PROBLEM DETAILS: Copy every line with the string "Hombres" in it.

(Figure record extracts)
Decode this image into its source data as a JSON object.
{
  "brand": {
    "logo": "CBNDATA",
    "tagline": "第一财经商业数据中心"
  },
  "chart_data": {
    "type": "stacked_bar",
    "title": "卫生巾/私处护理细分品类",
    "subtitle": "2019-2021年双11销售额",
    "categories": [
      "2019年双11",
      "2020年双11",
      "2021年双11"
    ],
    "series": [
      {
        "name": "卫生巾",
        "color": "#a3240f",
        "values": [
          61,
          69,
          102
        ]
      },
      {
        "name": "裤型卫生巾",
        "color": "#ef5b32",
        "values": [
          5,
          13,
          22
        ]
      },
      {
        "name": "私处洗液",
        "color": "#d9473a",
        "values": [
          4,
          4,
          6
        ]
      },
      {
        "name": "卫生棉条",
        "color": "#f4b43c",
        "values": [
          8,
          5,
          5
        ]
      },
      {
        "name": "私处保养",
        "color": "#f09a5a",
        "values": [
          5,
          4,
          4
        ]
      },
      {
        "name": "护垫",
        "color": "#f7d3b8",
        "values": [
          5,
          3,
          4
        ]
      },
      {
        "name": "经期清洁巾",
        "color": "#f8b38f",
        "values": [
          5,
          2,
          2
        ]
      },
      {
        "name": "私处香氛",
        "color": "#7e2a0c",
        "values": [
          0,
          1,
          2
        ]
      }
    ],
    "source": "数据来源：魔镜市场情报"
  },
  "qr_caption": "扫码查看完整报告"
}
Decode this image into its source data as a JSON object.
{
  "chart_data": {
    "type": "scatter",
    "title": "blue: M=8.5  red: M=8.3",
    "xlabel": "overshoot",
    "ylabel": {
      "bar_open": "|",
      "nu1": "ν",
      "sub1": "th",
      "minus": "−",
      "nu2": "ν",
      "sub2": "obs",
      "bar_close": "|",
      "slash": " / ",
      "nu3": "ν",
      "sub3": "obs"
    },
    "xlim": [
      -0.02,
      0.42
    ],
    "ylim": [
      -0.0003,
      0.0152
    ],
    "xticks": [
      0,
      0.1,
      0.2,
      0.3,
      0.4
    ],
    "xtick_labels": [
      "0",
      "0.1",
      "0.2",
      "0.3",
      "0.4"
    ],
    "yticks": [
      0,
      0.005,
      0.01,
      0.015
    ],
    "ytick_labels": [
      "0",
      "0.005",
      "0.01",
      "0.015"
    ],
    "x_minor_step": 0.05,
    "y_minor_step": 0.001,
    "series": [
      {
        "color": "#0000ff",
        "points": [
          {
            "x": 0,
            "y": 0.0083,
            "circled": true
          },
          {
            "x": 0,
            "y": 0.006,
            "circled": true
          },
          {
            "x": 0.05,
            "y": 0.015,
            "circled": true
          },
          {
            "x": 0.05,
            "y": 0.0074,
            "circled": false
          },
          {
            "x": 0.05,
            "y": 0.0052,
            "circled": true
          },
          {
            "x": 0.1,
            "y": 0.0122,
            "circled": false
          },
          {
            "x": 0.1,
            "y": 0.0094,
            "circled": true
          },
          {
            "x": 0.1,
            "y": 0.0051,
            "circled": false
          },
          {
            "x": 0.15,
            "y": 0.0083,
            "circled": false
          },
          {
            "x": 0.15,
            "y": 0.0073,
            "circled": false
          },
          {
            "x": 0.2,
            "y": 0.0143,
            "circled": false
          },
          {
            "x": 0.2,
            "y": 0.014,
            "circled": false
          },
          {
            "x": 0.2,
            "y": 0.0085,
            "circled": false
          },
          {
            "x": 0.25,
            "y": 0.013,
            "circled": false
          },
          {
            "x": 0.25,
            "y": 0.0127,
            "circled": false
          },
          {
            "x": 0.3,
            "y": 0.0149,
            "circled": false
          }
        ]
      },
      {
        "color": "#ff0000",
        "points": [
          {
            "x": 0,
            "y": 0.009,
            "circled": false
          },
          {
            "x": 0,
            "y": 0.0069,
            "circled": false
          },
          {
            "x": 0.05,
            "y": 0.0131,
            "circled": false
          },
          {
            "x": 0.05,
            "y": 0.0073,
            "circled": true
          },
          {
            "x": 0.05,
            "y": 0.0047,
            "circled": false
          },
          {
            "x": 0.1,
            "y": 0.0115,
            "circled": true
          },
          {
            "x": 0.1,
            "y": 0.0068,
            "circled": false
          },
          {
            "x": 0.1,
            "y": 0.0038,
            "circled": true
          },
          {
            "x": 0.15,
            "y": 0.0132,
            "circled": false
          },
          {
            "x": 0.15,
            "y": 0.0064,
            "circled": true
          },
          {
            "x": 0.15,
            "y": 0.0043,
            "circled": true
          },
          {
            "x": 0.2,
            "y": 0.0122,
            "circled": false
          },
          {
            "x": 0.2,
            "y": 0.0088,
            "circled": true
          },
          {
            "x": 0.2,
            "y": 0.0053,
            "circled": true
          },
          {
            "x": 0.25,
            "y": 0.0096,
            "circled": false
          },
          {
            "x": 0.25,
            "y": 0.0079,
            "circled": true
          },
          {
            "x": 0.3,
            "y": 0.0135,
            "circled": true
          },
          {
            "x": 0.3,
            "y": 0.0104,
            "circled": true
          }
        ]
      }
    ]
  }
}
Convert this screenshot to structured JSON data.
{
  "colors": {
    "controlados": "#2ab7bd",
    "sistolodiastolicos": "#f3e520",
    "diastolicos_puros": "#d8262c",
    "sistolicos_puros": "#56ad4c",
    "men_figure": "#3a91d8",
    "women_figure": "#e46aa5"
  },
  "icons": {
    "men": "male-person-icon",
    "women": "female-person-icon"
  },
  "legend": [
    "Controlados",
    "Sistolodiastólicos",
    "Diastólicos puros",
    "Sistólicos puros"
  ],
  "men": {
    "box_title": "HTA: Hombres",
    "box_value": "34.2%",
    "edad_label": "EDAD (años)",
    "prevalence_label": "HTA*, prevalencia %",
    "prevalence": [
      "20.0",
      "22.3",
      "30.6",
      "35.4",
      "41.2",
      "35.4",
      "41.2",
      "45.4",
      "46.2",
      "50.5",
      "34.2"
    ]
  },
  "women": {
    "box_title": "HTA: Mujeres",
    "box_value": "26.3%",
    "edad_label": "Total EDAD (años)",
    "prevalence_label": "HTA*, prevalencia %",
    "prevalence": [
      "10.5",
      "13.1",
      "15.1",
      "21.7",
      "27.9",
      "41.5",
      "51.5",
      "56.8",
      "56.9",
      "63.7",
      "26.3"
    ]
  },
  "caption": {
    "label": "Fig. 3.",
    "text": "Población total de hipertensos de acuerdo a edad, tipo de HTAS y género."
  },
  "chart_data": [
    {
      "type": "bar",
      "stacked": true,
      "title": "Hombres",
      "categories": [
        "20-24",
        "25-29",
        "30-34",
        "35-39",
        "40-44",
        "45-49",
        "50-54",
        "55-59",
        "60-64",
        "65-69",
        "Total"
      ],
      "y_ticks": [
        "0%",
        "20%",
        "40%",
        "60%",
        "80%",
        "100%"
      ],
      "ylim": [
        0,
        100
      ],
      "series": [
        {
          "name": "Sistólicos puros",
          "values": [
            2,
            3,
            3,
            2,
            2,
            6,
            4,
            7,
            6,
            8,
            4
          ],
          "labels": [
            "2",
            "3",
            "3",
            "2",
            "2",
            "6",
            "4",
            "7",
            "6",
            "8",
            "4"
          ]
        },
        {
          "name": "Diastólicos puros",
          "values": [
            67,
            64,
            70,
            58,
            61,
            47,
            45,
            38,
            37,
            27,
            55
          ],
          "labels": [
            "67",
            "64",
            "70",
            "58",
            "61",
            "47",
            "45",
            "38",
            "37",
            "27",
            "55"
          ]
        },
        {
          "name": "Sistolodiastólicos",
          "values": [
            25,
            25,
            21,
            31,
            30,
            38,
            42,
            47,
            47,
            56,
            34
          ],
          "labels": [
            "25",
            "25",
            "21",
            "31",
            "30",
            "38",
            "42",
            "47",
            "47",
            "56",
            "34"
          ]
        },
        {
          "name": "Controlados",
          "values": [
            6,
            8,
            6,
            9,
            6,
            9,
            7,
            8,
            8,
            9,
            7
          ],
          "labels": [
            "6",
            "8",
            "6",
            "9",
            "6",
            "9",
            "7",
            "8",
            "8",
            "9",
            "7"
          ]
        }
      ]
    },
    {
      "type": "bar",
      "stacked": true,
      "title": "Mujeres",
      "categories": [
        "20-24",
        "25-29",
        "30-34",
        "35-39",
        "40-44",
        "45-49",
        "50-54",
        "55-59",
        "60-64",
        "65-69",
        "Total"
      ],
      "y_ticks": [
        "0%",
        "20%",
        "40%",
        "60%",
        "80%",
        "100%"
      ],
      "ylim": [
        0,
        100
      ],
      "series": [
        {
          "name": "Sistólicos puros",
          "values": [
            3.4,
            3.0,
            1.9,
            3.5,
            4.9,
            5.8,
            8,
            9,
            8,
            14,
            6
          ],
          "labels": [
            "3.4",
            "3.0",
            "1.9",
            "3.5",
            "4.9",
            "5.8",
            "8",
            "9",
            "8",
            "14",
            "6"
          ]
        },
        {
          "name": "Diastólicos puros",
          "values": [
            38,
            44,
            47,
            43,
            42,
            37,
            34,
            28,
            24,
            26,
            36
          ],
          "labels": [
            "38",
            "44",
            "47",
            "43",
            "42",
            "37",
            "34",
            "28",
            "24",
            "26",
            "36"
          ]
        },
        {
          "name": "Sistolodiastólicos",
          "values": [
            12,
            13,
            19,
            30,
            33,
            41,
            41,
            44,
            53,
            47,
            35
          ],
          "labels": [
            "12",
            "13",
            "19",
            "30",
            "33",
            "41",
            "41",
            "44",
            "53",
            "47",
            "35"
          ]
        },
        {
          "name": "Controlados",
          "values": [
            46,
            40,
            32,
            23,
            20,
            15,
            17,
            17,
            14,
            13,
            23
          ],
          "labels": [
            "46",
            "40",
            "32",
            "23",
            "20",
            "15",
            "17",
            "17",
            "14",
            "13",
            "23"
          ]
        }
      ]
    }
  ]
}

TASK SOLUTION:
    "box_title": "HTA: Hombres",
      "title": "Hombres",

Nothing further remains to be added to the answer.